Required task: Return all lines below containing the word "with".

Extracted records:

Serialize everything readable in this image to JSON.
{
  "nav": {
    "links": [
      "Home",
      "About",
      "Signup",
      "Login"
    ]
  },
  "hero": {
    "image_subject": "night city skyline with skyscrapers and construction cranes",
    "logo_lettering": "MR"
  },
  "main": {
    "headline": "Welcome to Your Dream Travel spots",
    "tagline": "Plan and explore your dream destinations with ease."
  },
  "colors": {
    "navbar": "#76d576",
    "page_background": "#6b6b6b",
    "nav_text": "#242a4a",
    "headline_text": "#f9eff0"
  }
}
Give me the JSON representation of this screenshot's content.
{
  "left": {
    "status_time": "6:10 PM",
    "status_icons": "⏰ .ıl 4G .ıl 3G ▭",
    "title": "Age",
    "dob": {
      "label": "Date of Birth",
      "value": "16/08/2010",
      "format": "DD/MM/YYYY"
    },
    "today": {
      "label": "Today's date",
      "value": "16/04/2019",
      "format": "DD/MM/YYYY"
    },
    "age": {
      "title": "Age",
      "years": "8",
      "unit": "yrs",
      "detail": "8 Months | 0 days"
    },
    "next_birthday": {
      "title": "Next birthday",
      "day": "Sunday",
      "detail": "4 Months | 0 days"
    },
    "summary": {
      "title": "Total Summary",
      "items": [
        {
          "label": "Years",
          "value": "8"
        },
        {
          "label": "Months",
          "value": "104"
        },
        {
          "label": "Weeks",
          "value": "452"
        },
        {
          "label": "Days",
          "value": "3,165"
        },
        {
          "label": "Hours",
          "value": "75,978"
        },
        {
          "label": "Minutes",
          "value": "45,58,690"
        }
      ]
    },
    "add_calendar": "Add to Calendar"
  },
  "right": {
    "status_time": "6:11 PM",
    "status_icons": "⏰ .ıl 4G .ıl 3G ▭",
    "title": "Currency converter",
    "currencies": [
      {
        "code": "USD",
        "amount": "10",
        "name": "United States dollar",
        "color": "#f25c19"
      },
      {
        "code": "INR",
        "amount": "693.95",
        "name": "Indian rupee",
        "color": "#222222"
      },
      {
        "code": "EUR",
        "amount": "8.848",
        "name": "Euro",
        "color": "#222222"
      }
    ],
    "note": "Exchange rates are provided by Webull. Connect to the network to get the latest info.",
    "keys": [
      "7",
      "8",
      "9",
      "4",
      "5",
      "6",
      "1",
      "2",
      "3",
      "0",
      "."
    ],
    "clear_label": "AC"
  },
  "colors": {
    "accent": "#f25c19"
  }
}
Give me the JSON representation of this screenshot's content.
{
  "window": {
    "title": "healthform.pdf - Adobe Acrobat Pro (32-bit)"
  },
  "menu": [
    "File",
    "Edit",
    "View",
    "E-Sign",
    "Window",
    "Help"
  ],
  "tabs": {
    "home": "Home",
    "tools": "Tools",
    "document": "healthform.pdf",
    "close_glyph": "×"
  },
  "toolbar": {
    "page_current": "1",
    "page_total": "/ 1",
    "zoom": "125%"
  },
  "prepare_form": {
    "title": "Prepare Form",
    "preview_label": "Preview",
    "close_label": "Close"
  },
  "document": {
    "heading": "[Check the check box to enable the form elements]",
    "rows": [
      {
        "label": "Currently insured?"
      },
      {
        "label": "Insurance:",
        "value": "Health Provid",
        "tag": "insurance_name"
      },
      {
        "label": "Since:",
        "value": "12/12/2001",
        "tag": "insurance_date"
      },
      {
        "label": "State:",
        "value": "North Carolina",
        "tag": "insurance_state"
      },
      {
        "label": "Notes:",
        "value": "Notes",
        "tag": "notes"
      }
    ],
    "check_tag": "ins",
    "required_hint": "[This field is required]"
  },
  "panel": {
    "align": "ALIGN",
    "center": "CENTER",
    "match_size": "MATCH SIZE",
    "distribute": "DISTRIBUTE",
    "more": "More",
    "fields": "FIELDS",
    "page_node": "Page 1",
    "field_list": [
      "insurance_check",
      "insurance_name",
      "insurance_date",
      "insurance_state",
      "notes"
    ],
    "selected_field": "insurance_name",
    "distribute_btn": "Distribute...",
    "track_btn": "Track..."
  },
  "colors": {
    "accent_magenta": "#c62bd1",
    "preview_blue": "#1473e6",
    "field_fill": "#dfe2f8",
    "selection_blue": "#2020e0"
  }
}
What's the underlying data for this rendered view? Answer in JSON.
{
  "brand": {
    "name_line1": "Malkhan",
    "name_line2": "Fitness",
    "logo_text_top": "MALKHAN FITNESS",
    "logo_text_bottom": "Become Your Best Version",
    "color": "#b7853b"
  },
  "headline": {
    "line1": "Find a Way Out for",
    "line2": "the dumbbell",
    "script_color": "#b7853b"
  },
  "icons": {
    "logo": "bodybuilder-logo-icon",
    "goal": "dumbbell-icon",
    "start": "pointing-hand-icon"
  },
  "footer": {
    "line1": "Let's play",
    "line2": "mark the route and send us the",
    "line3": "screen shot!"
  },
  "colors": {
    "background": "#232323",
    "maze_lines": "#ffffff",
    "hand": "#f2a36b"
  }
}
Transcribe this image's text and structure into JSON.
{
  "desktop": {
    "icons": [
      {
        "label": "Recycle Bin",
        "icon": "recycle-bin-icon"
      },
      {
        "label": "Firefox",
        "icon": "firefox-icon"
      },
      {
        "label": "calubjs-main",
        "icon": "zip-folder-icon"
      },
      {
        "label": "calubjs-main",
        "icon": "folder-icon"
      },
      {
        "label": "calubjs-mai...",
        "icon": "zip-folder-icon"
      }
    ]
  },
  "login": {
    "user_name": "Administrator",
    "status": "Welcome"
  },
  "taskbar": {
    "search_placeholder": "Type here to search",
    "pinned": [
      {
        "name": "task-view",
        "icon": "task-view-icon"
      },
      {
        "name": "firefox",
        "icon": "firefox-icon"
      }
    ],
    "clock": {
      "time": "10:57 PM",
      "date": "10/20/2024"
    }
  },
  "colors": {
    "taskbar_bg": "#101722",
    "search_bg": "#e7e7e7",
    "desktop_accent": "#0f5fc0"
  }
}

Answer to this problem:
    "image_subject": "night city skyline with skyscrapers and construction cranes",
    "tagline": "Plan and explore your dream destinations with ease."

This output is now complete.